— BEGIN RECORDS TO USE —

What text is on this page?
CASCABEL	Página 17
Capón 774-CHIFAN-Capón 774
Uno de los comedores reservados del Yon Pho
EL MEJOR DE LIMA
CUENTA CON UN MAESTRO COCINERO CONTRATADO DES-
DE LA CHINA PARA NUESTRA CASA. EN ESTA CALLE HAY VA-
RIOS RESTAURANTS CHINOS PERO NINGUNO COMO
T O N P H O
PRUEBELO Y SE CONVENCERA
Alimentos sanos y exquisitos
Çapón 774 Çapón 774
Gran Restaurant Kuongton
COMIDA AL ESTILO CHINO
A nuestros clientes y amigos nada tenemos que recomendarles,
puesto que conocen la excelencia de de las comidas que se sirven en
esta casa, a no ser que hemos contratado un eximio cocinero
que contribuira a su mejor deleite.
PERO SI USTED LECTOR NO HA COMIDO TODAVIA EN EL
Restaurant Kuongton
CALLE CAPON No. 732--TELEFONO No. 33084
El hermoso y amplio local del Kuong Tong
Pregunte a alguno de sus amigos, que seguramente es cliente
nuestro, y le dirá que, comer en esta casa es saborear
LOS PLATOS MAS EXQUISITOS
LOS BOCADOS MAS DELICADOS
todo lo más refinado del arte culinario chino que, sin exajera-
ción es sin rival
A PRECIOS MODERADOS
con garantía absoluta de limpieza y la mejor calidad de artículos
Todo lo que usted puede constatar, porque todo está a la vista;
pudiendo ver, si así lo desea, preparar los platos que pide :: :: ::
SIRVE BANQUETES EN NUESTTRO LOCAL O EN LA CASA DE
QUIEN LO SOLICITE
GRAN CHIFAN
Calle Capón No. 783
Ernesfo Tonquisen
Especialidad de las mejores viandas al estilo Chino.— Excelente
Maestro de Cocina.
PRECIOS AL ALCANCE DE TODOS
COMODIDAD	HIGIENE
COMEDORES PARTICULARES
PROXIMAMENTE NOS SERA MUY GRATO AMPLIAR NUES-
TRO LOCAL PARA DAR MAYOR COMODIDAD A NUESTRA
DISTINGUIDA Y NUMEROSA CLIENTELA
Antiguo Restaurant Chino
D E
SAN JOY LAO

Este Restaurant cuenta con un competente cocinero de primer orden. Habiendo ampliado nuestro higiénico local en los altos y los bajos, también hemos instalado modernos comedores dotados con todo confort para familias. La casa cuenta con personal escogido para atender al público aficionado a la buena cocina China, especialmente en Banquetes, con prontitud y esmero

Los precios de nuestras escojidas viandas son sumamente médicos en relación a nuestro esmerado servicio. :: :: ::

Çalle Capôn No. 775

— END RECORDS TO USE —

■ **SHORT TASK**
Each line of the listing should be copied exactly.

■ **ANSWER IN FULL**
What text is on this page?
CASCABEL	Página 17
Capón 774-CHIFAN-Capón 774
Uno de los comedores reservados del Yon Pho
EL MEJOR DE LIMA
CUENTA CON UN MAESTRO COCINERO CONTRATADO DES-
DE LA CHINA PARA NUESTRA CASA. EN ESTA CALLE HAY VA-
RIOS RESTAURANTS CHINOS PERO NINGUNO COMO
T O N P H O
PRUEBELO Y SE CONVENCERA
Alimentos sanos y exquisitos
Çapón 774 Çapón 774
Gran Restaurant Kuongton
COMIDA AL ESTILO CHINO
A nuestros clientes y amigos nada tenemos que recomendarles,
puesto que conocen la excelencia de de las comidas que se sirven en
esta casa, a no ser que hemos contratado un eximio cocinero
que contribuira a su mejor deleite.
PERO SI USTED LECTOR NO HA COMIDO TODAVIA EN EL
Restaurant Kuongton
CALLE CAPON No. 732--TELEFONO No. 33084
El hermoso y amplio local del Kuong Tong
Pregunte a alguno de sus amigos, que seguramente es cliente
nuestro, y le dirá que, comer en esta casa es saborear
LOS PLATOS MAS EXQUISITOS
LOS BOCADOS MAS DELICADOS
todo lo más refinado del arte culinario chino que, sin exajera-
ción es sin rival
A PRECIOS MODERADOS
con garantía absoluta de limpieza y la mejor calidad de artículos
Todo lo que usted puede constatar, porque todo está a la vista;
pudiendo ver, si así lo desea, preparar los platos que pide :: :: ::
SIRVE BANQUETES EN NUESTTRO LOCAL O EN LA CASA DE
QUIEN LO SOLICITE
GRAN CHIFAN
Calle Capón No. 783
Ernesfo Tonquisen
Especialidad de las mejores viandas al estilo Chino.— Excelente
Maestro de Cocina.
PRECIOS AL ALCANCE DE TODOS
COMODIDAD	HIGIENE
COMEDORES PARTICULARES
PROXIMAMENTE NOS SERA MUY GRATO AMPLIAR NUES-
TRO LOCAL PARA DAR MAYOR COMODIDAD A NUESTRA
DISTINGUIDA Y NUMEROSA CLIENTELA
Antiguo Restaurant Chino
D E
SAN JOY LAO

Este Restaurant cuenta con un competente cocinero de primer orden. Habiendo ampliado nuestro higiénico local en los altos y los bajos, también hemos instalado modernos comedores dotados con todo confort para familias. La casa cuenta con personal escogido para atender al público aficionado a la buena cocina China, especialmente en Banquetes, con prontitud y esmero

Los precios de nuestras escojidas viandas son sumamente médicos en relación a nuestro esmerado servicio. :: :: ::

Çalle Capôn No. 775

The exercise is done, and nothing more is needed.